((
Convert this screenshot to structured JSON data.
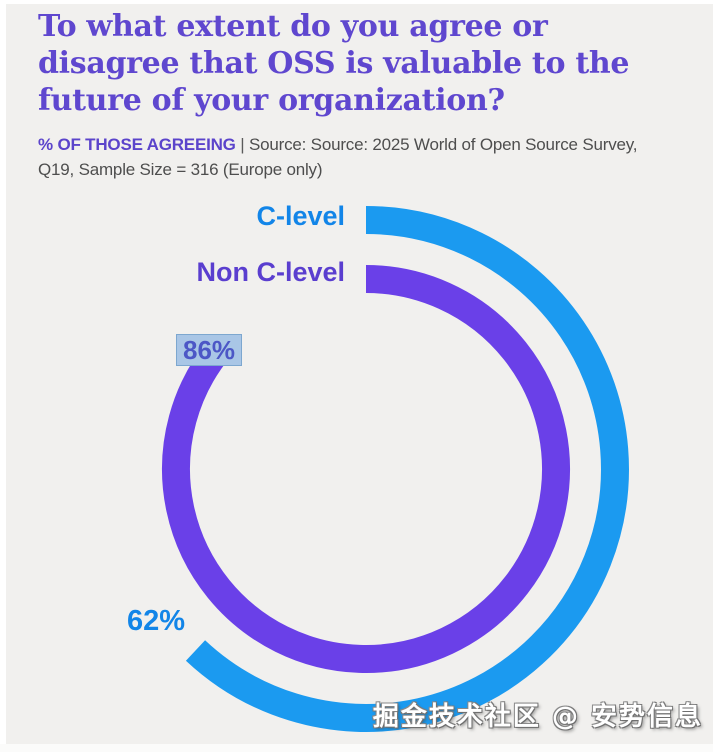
{
  "header": {
    "title": "To what extent do you agree or disagree that OSS is valuable to the future of your organization?",
    "title_color": "#5f47cf",
    "kicker": "% OF THOSE AGREEING",
    "kicker_color": "#5b44cb",
    "separator": " | ",
    "source": "Source: Source: 2025 World of Open Source Survey, Q19, Sample Size = 316 (Europe only)",
    "source_color": "#4e4e4e"
  },
  "chart_data": {
    "type": "radial_bar",
    "unit": "%",
    "max": 100,
    "start_angle_deg": 0,
    "direction": "clockwise",
    "legend_position": "left-of-arc-start",
    "categories": [
      "C-level",
      "Non C-level"
    ],
    "values": [
      62,
      86
    ],
    "series": [
      {
        "name": "C-level",
        "value": 62,
        "value_label": "62%",
        "ring": "outer",
        "arc_color": "#1b9af0",
        "label_color": "#1285e8",
        "value_label_selected": false
      },
      {
        "name": "Non C-level",
        "value": 86,
        "value_label": "86%",
        "ring": "inner",
        "arc_color": "#6a40e8",
        "label_color": "#5a3ecf",
        "value_label_selected": true
      }
    ],
    "selection_highlight": {
      "background": "#a9c6e6",
      "border": "#7da7cf",
      "text_color": "#4c57c6"
    },
    "background_color": "#f1f0ee"
  },
  "watermark": {
    "text": "掘金技术社区 @ 安势信息"
  }
}
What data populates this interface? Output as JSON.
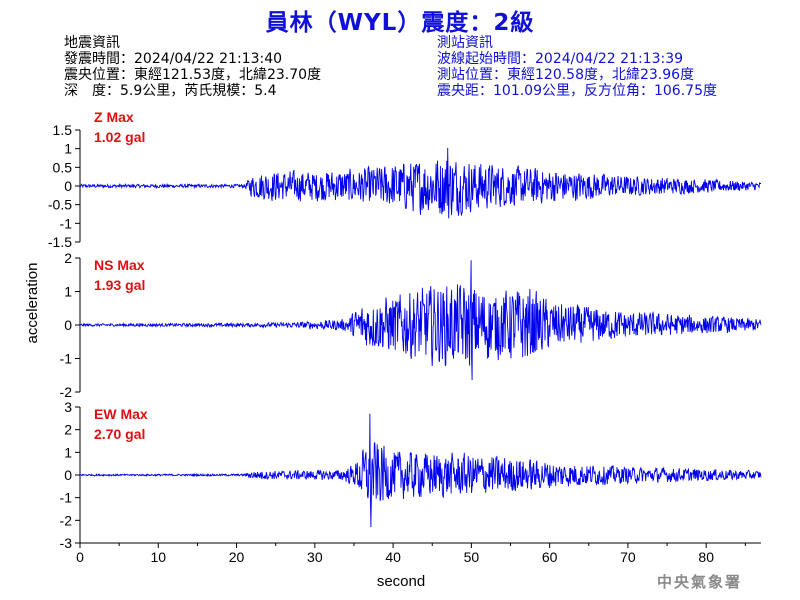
{
  "header": {
    "title": "員林（WYL）震度：2級"
  },
  "quake_info": {
    "heading": "地震資訊",
    "time": "發震時間：2024/04/22 21:13:40",
    "epicenter": "震央位置：東經121.53度，北緯23.70度",
    "depth_mag": "深　度：5.9公里，芮氏規模：5.4"
  },
  "station_info": {
    "heading": "測站資訊",
    "wave_start": "波線起始時間：2024/04/22 21:13:39",
    "position": "測站位置：東經120.58度，北緯23.96度",
    "distance": "震央距：101.09公里，反方位角：106.75度"
  },
  "footer": {
    "agency": "中央氣象署"
  },
  "colors": {
    "trace": "#0000ee",
    "label": "#e01010",
    "title": "#1010d8"
  },
  "chart_data": {
    "type": "line",
    "xlabel": "second",
    "ylabel": "acceleration",
    "xlim": [
      0,
      87
    ],
    "xticks": [
      "0",
      "10",
      "20",
      "30",
      "40",
      "50",
      "60",
      "70",
      "80"
    ],
    "panels": [
      {
        "name": "Z Max",
        "max_label": "1.02 gal",
        "max": 1.02,
        "ylim": [
          -1.5,
          1.5
        ],
        "yticks": [
          "1.5",
          "1",
          "0.5",
          "0",
          "-0.5",
          "-1",
          "-1.5"
        ],
        "envelope": [
          [
            0,
            0.05
          ],
          [
            21,
            0.05
          ],
          [
            22,
            0.35
          ],
          [
            24,
            0.45
          ],
          [
            30,
            0.45
          ],
          [
            35,
            0.5
          ],
          [
            38,
            0.6
          ],
          [
            42,
            0.75
          ],
          [
            47,
            0.95
          ],
          [
            50,
            0.75
          ],
          [
            55,
            0.6
          ],
          [
            60,
            0.5
          ],
          [
            65,
            0.4
          ],
          [
            70,
            0.3
          ],
          [
            80,
            0.2
          ],
          [
            87,
            0.12
          ]
        ]
      },
      {
        "name": "NS Max",
        "max_label": "1.93 gal",
        "max": 1.93,
        "ylim": [
          -2,
          2
        ],
        "yticks": [
          "2",
          "1",
          "0",
          "-1",
          "-2"
        ],
        "envelope": [
          [
            0,
            0.04
          ],
          [
            22,
            0.06
          ],
          [
            28,
            0.1
          ],
          [
            34,
            0.2
          ],
          [
            36,
            0.7
          ],
          [
            40,
            1.0
          ],
          [
            45,
            1.3
          ],
          [
            50,
            1.4
          ],
          [
            53,
            1.1
          ],
          [
            57,
            1.3
          ],
          [
            60,
            0.8
          ],
          [
            65,
            0.6
          ],
          [
            70,
            0.45
          ],
          [
            80,
            0.3
          ],
          [
            87,
            0.2
          ]
        ]
      },
      {
        "name": "EW Max",
        "max_label": "2.70 gal",
        "max": 2.7,
        "ylim": [
          -3,
          3
        ],
        "yticks": [
          "3",
          "2",
          "1",
          "0",
          "-1",
          "-2",
          "-3"
        ],
        "envelope": [
          [
            0,
            0.04
          ],
          [
            21,
            0.05
          ],
          [
            22,
            0.2
          ],
          [
            33,
            0.25
          ],
          [
            35,
            0.5
          ],
          [
            37,
            1.8
          ],
          [
            40,
            1.2
          ],
          [
            45,
            1.1
          ],
          [
            52,
            1.0
          ],
          [
            57,
            0.8
          ],
          [
            62,
            0.6
          ],
          [
            70,
            0.4
          ],
          [
            80,
            0.3
          ],
          [
            87,
            0.2
          ]
        ]
      }
    ]
  }
}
))
Task directions — Pictures are not part of the copy; output everything else in the records exactly.

Final result —
Convert this screenshot to structured JSON data.
{
  "header": {
    "title": "To what extent do you agree or disagree that OSS is valuable to the future of your organization?",
    "title_color": "#5f47cf",
    "kicker": "% OF THOSE AGREEING",
    "kicker_color": "#5b44cb",
    "separator": " | ",
    "source": "Source: Source: 2025 World of Open Source Survey, Q19, Sample Size = 316 (Europe only)",
    "source_color": "#4e4e4e"
  },
  "chart_data": {
    "type": "radial_bar",
    "unit": "%",
    "max": 100,
    "start_angle_deg": 0,
    "direction": "clockwise",
    "legend_position": "left-of-arc-start",
    "categories": [
      "C-level",
      "Non C-level"
    ],
    "values": [
      62,
      86
    ],
    "series": [
      {
        "name": "C-level",
        "value": 62,
        "value_label": "62%",
        "ring": "outer",
        "arc_color": "#1b9af0",
        "label_color": "#1285e8",
        "value_label_selected": false
      },
      {
        "name": "Non C-level",
        "value": 86,
        "value_label": "86%",
        "ring": "inner",
        "arc_color": "#6a40e8",
        "label_color": "#5a3ecf",
        "value_label_selected": true
      }
    ],
    "selection_highlight": {
      "background": "#a9c6e6",
      "border": "#7da7cf",
      "text_color": "#4c57c6"
    },
    "background_color": "#f1f0ee"
  },
  "watermark": {
    "text": "掘金技术社区 @ 安势信息"
  }
}
What data populates this interface? Output as JSON.
{
  "header": {
    "title": "員林（WYL）震度：2級"
  },
  "quake_info": {
    "heading": "地震資訊",
    "time": "發震時間：2024/04/22 21:13:40",
    "epicenter": "震央位置：東經121.53度，北緯23.70度",
    "depth_mag": "深　度：5.9公里，芮氏規模：5.4"
  },
  "station_info": {
    "heading": "測站資訊",
    "wave_start": "波線起始時間：2024/04/22 21:13:39",
    "position": "測站位置：東經120.58度，北緯23.96度",
    "distance": "震央距：101.09公里，反方位角：106.75度"
  },
  "footer": {
    "agency": "中央氣象署"
  },
  "colors": {
    "trace": "#0000ee",
    "label": "#e01010",
    "title": "#1010d8"
  },
  "chart_data": {
    "type": "line",
    "xlabel": "second",
    "ylabel": "acceleration",
    "xlim": [
      0,
      87
    ],
    "xticks": [
      "0",
      "10",
      "20",
      "30",
      "40",
      "50",
      "60",
      "70",
      "80"
    ],
    "panels": [
      {
        "name": "Z Max",
        "max_label": "1.02 gal",
        "max": 1.02,
        "ylim": [
          -1.5,
          1.5
        ],
        "yticks": [
          "1.5",
          "1",
          "0.5",
          "0",
          "-0.5",
          "-1",
          "-1.5"
        ],
        "envelope": [
          [
            0,
            0.05
          ],
          [
            21,
            0.05
          ],
          [
            22,
            0.35
          ],
          [
            24,
            0.45
          ],
          [
            30,
            0.45
          ],
          [
            35,
            0.5
          ],
          [
            38,
            0.6
          ],
          [
            42,
            0.75
          ],
          [
            47,
            0.95
          ],
          [
            50,
            0.75
          ],
          [
            55,
            0.6
          ],
          [
            60,
            0.5
          ],
          [
            65,
            0.4
          ],
          [
            70,
            0.3
          ],
          [
            80,
            0.2
          ],
          [
            87,
            0.12
          ]
        ]
      },
      {
        "name": "NS Max",
        "max_label": "1.93 gal",
        "max": 1.93,
        "ylim": [
          -2,
          2
        ],
        "yticks": [
          "2",
          "1",
          "0",
          "-1",
          "-2"
        ],
        "envelope": [
          [
            0,
            0.04
          ],
          [
            22,
            0.06
          ],
          [
            28,
            0.1
          ],
          [
            34,
            0.2
          ],
          [
            36,
            0.7
          ],
          [
            40,
            1.0
          ],
          [
            45,
            1.3
          ],
          [
            50,
            1.4
          ],
          [
            53,
            1.1
          ],
          [
            57,
            1.3
          ],
          [
            60,
            0.8
          ],
          [
            65,
            0.6
          ],
          [
            70,
            0.45
          ],
          [
            80,
            0.3
          ],
          [
            87,
            0.2
          ]
        ]
      },
      {
        "name": "EW Max",
        "max_label": "2.70 gal",
        "max": 2.7,
        "ylim": [
          -3,
          3
        ],
        "yticks": [
          "3",
          "2",
          "1",
          "0",
          "-1",
          "-2",
          "-3"
        ],
        "envelope": [
          [
            0,
            0.04
          ],
          [
            21,
            0.05
          ],
          [
            22,
            0.2
          ],
          [
            33,
            0.25
          ],
          [
            35,
            0.5
          ],
          [
            37,
            1.8
          ],
          [
            40,
            1.2
          ],
          [
            45,
            1.1
          ],
          [
            52,
            1.0
          ],
          [
            57,
            0.8
          ],
          [
            62,
            0.6
          ],
          [
            70,
            0.4
          ],
          [
            80,
            0.3
          ],
          [
            87,
            0.2
          ]
        ]
      }
    ]
  }
}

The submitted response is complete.